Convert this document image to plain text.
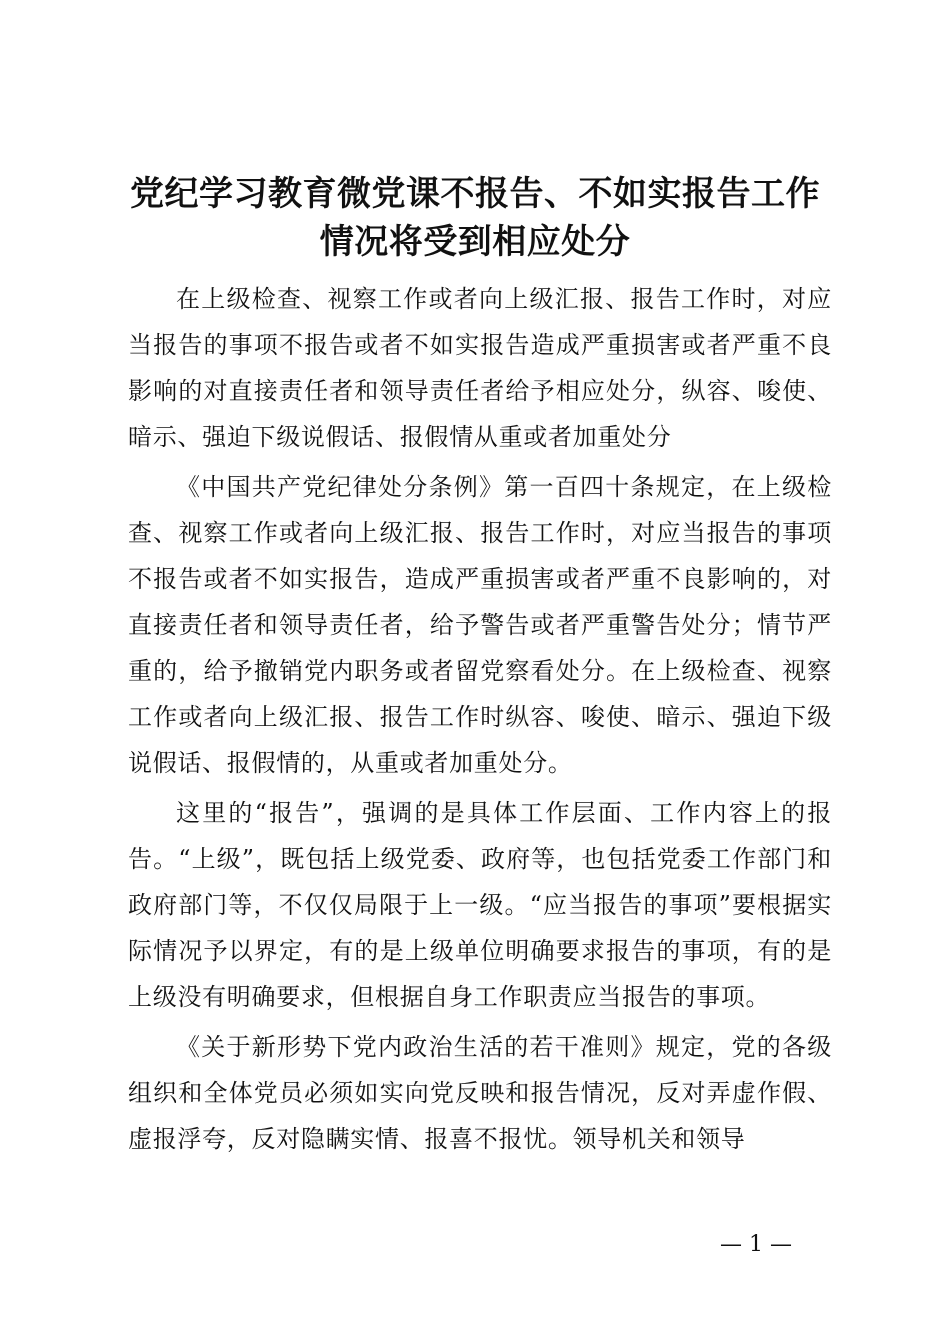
党纪学习教育微党课不报告、不如实报告工作
情况将受到相应处分

在上级检查、视察工作或者向上级汇报、报告工作时，对应当报告的事项不报告或者不如实报告造成严重损害或者严重不良影响的对直接责任者和领导责任者给予相应处分，纵容、唆使、暗示、强迫下级说假话、报假情从重或者加重处分

《中国共产党纪律处分条例》第一百四十条规定，在上级检查、视察工作或者向上级汇报、报告工作时，对应当报告的事项不报告或者不如实报告，造成严重损害或者严重不良影响的，对直接责任者和领导责任者，给予警告或者严重警告处分；情节严重的，给予撤销党内职务或者留党察看处分。在上级检查、视察工作或者向上级汇报、报告工作时纵容、唆使、暗示、强迫下级说假话、报假情的，从重或者加重处分。

这里的“报告”，强调的是具体工作层面、工作内容上的报告。“上级”，既包括上级党委、政府等，也包括党委工作部门和政府部门等，不仅仅局限于上一级。“应当报告的事项”要根据实际情况予以界定，有的是上级单位明确要求报告的事项，有的是上级没有明确要求，但根据自身工作职责应当报告的事项。

《关于新形势下党内政治生活的若干准则》规定，党的各级组织和全体党员必须如实向党反映和报告情况，反对弄虚作假、虚报浮夸，反对隐瞒实情、报喜不报忧。领导机关和领导

— 1 —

- [What you are asked to do]
Reproduce each entry precisely, dropping only the pictures.

- [Result]
Convert this document image to plain text.
党纪学习教育微党课不报告、不如实报告工作
情况将受到相应处分

在上级检查、视察工作或者向上级汇报、报告工作时，对应当报告的事项不报告或者不如实报告造成严重损害或者严重不良影响的对直接责任者和领导责任者给予相应处分，纵容、唆使、暗示、强迫下级说假话、报假情从重或者加重处分

《中国共产党纪律处分条例》第一百四十条规定，在上级检查、视察工作或者向上级汇报、报告工作时，对应当报告的事项不报告或者不如实报告，造成严重损害或者严重不良影响的，对直接责任者和领导责任者，给予警告或者严重警告处分；情节严重的，给予撤销党内职务或者留党察看处分。在上级检查、视察工作或者向上级汇报、报告工作时纵容、唆使、暗示、强迫下级说假话、报假情的，从重或者加重处分。

这里的“报告”，强调的是具体工作层面、工作内容上的报告。“上级”，既包括上级党委、政府等，也包括党委工作部门和政府部门等，不仅仅局限于上一级。“应当报告的事项”要根据实际情况予以界定，有的是上级单位明确要求报告的事项，有的是上级没有明确要求，但根据自身工作职责应当报告的事项。

《关于新形势下党内政治生活的若干准则》规定，党的各级组织和全体党员必须如实向党反映和报告情况，反对弄虚作假、虚报浮夸，反对隐瞒实情、报喜不报忧。领导机关和领导

— 1 —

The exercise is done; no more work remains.